• WHAT IS EXPECTED
For each line of the data below that holds "Dirmerzheim", copy the line.

>> START EXERCISE DATA

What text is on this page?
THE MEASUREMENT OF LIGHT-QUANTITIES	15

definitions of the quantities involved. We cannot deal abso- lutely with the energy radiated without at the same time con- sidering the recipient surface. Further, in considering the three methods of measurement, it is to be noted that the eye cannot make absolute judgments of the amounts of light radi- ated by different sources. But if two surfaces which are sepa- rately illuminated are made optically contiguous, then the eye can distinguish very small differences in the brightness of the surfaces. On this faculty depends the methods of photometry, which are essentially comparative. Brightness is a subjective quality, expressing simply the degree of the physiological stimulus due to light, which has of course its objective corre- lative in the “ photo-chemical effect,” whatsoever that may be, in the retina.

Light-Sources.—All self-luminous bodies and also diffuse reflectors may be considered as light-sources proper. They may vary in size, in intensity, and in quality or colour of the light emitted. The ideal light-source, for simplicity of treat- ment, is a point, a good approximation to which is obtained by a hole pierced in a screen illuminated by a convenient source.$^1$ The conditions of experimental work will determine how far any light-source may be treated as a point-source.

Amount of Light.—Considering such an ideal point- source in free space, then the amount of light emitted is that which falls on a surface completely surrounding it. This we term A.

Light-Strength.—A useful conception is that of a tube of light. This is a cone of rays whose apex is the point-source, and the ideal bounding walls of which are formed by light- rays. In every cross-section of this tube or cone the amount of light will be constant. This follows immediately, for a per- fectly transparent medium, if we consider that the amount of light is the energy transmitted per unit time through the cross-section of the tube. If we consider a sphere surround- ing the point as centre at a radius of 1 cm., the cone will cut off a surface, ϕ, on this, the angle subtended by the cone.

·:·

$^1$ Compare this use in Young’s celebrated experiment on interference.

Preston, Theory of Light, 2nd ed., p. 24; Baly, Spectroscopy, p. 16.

>> END EXERCISE DATA
>> START EXERCISE DATA

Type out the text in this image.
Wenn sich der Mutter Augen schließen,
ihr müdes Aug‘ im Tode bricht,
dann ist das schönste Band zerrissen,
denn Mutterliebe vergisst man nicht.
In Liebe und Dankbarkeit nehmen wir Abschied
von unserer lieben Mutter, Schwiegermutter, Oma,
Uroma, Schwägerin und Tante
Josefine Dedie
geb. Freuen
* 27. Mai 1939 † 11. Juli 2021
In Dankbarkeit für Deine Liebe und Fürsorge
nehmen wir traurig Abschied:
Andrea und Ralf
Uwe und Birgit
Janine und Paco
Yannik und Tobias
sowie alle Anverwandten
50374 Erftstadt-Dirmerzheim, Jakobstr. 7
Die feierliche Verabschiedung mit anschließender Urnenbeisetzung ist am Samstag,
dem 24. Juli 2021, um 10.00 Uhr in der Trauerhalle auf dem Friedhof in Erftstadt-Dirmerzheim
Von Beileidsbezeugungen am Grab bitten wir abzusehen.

>> END EXERCISE DATA

• REPLY
50374 Erftstadt-Dirmerzheim, Jakobstr. 7
dem 24. Juli 2021, um 10.00 Uhr in der Trauerhalle auf dem Friedhof in Erftstadt-Dirmerzheim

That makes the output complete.